> Collection entries:

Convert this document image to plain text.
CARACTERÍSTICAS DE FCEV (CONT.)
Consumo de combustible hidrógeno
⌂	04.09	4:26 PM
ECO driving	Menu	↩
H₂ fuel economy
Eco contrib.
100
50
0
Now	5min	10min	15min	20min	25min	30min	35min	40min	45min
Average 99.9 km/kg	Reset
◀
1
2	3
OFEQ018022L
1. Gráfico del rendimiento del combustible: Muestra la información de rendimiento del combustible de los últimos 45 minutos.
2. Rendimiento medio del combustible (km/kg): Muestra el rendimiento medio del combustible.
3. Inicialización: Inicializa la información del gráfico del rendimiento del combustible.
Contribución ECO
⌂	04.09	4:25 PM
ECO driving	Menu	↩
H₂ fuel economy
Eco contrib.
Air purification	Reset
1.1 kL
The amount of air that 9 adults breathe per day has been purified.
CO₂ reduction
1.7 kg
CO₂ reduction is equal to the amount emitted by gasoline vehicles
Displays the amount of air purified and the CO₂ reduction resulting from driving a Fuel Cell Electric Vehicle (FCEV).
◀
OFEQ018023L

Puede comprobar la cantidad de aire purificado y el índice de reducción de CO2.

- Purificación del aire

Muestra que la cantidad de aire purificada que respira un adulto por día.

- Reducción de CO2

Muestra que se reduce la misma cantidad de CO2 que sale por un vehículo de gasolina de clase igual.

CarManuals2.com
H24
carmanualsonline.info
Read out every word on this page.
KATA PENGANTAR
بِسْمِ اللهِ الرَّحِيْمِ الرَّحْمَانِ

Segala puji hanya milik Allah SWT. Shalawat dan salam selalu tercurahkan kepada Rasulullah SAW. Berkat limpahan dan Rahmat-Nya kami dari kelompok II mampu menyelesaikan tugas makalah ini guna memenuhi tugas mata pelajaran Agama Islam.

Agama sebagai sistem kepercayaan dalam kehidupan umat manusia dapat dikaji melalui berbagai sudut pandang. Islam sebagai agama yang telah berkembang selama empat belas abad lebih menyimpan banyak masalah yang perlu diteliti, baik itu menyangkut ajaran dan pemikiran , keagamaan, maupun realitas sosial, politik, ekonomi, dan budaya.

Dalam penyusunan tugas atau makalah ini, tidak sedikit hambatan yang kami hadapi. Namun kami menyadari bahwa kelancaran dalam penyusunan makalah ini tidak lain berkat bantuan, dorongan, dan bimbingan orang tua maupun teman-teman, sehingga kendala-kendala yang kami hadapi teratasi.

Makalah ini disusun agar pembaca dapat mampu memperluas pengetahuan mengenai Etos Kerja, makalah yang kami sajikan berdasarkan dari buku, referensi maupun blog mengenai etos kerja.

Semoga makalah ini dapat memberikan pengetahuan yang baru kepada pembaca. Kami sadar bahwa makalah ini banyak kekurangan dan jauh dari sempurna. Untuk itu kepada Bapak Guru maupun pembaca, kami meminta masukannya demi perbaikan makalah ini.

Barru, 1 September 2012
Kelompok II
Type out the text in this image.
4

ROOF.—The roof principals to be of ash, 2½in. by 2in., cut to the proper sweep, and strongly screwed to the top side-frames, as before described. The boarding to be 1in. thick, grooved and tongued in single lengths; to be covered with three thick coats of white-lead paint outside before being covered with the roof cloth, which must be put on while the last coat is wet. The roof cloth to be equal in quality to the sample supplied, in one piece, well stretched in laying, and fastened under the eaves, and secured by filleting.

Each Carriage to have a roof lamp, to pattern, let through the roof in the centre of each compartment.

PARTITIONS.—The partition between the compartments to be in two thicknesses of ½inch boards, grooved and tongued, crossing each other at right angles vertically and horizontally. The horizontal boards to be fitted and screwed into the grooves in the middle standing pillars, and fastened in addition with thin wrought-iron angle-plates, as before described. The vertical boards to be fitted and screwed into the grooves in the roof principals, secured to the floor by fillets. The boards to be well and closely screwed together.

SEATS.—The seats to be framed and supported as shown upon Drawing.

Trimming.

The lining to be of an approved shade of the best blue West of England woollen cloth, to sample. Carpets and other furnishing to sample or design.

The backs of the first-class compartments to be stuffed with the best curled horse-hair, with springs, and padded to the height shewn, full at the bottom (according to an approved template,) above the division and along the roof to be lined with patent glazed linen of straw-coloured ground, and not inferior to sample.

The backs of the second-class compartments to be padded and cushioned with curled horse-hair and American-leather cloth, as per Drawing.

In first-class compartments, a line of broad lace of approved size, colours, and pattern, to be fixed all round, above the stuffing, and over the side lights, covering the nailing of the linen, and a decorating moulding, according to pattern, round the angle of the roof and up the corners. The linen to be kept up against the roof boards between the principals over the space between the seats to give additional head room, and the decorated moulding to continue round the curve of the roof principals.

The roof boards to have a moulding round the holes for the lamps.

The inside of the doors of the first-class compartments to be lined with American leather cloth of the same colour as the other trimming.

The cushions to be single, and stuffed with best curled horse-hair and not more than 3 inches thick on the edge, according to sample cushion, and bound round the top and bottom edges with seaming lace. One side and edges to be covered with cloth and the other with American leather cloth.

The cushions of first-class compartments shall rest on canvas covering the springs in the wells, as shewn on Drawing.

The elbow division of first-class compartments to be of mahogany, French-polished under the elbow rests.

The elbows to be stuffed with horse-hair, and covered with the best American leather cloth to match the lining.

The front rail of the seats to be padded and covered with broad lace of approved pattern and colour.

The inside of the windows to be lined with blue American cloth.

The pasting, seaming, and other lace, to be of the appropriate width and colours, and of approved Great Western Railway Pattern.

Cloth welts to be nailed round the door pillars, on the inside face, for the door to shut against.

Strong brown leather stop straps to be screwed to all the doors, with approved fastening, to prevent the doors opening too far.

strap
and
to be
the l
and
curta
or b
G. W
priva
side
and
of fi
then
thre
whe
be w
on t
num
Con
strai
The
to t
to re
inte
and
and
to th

> Exercise description: Restate the records, all of them, precisely as written.

> Reply:
Convert this document image to plain text.
CARACTERÍSTICAS DE FCEV (CONT.)
Consumo de combustible hidrógeno
⌂	04.09	4:26 PM
ECO driving	Menu	↩
H₂ fuel economy
Eco contrib.
100
50
0
Now	5min	10min	15min	20min	25min	30min	35min	40min	45min
Average 99.9 km/kg	Reset
◀
1
2	3
OFEQ018022L
1. Gráfico del rendimiento del combustible: Muestra la información de rendimiento del combustible de los últimos 45 minutos.
2. Rendimiento medio del combustible (km/kg): Muestra el rendimiento medio del combustible.
3. Inicialización: Inicializa la información del gráfico del rendimiento del combustible.
Contribución ECO
⌂	04.09	4:25 PM
ECO driving	Menu	↩
H₂ fuel economy
Eco contrib.
Air purification	Reset
1.1 kL
The amount of air that 9 adults breathe per day has been purified.
CO₂ reduction
1.7 kg
CO₂ reduction is equal to the amount emitted by gasoline vehicles
Displays the amount of air purified and the CO₂ reduction resulting from driving a Fuel Cell Electric Vehicle (FCEV).
◀
OFEQ018023L

Puede comprobar la cantidad de aire purificado y el índice de reducción de CO2.

- Purificación del aire

Muestra que la cantidad de aire purificada que respira un adulto por día.

- Reducción de CO2

Muestra que se reduce la misma cantidad de CO2 que sale por un vehículo de gasolina de clase igual.

CarManuals2.com
H24
carmanualsonline.info
Read out every word on this page.
KATA PENGANTAR
بِسْمِ اللهِ الرَّحِيْمِ الرَّحْمَانِ

Segala puji hanya milik Allah SWT. Shalawat dan salam selalu tercurahkan kepada Rasulullah SAW. Berkat limpahan dan Rahmat-Nya kami dari kelompok II mampu menyelesaikan tugas makalah ini guna memenuhi tugas mata pelajaran Agama Islam.

Agama sebagai sistem kepercayaan dalam kehidupan umat manusia dapat dikaji melalui berbagai sudut pandang. Islam sebagai agama yang telah berkembang selama empat belas abad lebih menyimpan banyak masalah yang perlu diteliti, baik itu menyangkut ajaran dan pemikiran , keagamaan, maupun realitas sosial, politik, ekonomi, dan budaya.

Dalam penyusunan tugas atau makalah ini, tidak sedikit hambatan yang kami hadapi. Namun kami menyadari bahwa kelancaran dalam penyusunan makalah ini tidak lain berkat bantuan, dorongan, dan bimbingan orang tua maupun teman-teman, sehingga kendala-kendala yang kami hadapi teratasi.

Makalah ini disusun agar pembaca dapat mampu memperluas pengetahuan mengenai Etos Kerja, makalah yang kami sajikan berdasarkan dari buku, referensi maupun blog mengenai etos kerja.

Semoga makalah ini dapat memberikan pengetahuan yang baru kepada pembaca. Kami sadar bahwa makalah ini banyak kekurangan dan jauh dari sempurna. Untuk itu kepada Bapak Guru maupun pembaca, kami meminta masukannya demi perbaikan makalah ini.

Barru, 1 September 2012
Kelompok II
Type out the text in this image.
4

ROOF.—The roof principals to be of ash, 2½in. by 2in., cut to the proper sweep, and strongly screwed to the top side-frames, as before described. The boarding to be 1in. thick, grooved and tongued in single lengths; to be covered with three thick coats of white-lead paint outside before being covered with the roof cloth, which must be put on while the last coat is wet. The roof cloth to be equal in quality to the sample supplied, in one piece, well stretched in laying, and fastened under the eaves, and secured by filleting.

Each Carriage to have a roof lamp, to pattern, let through the roof in the centre of each compartment.

PARTITIONS.—The partition between the compartments to be in two thicknesses of ½inch boards, grooved and tongued, crossing each other at right angles vertically and horizontally. The horizontal boards to be fitted and screwed into the grooves in the middle standing pillars, and fastened in addition with thin wrought-iron angle-plates, as before described. The vertical boards to be fitted and screwed into the grooves in the roof principals, secured to the floor by fillets. The boards to be well and closely screwed together.

SEATS.—The seats to be framed and supported as shown upon Drawing.

Trimming.

The lining to be of an approved shade of the best blue West of England woollen cloth, to sample. Carpets and other furnishing to sample or design.

The backs of the first-class compartments to be stuffed with the best curled horse-hair, with springs, and padded to the height shewn, full at the bottom (according to an approved template,) above the division and along the roof to be lined with patent glazed linen of straw-coloured ground, and not inferior to sample.

The backs of the second-class compartments to be padded and cushioned with curled horse-hair and American-leather cloth, as per Drawing.

In first-class compartments, a line of broad lace of approved size, colours, and pattern, to be fixed all round, above the stuffing, and over the side lights, covering the nailing of the linen, and a decorating moulding, according to pattern, round the angle of the roof and up the corners. The linen to be kept up against the roof boards between the principals over the space between the seats to give additional head room, and the decorated moulding to continue round the curve of the roof principals.

The roof boards to have a moulding round the holes for the lamps.

The inside of the doors of the first-class compartments to be lined with American leather cloth of the same colour as the other trimming.

The cushions to be single, and stuffed with best curled horse-hair and not more than 3 inches thick on the edge, according to sample cushion, and bound round the top and bottom edges with seaming lace. One side and edges to be covered with cloth and the other with American leather cloth.

The cushions of first-class compartments shall rest on canvas covering the springs in the wells, as shewn on Drawing.

The elbow division of first-class compartments to be of mahogany, French-polished under the elbow rests.

The elbows to be stuffed with horse-hair, and covered with the best American leather cloth to match the lining.

The front rail of the seats to be padded and covered with broad lace of approved pattern and colour.

The inside of the windows to be lined with blue American cloth.

The pasting, seaming, and other lace, to be of the appropriate width and colours, and of approved Great Western Railway Pattern.

Cloth welts to be nailed round the door pillars, on the inside face, for the door to shut against.

Strong brown leather stop straps to be screwed to all the doors, with approved fastening, to prevent the doors opening too far.

strap
and
to be
the l
and
curta
or b
G. W
priva
side
and
of fi
then
thre
whe
be w
on t
num
Con
strai
The
to t
to re
inte
and
and
to th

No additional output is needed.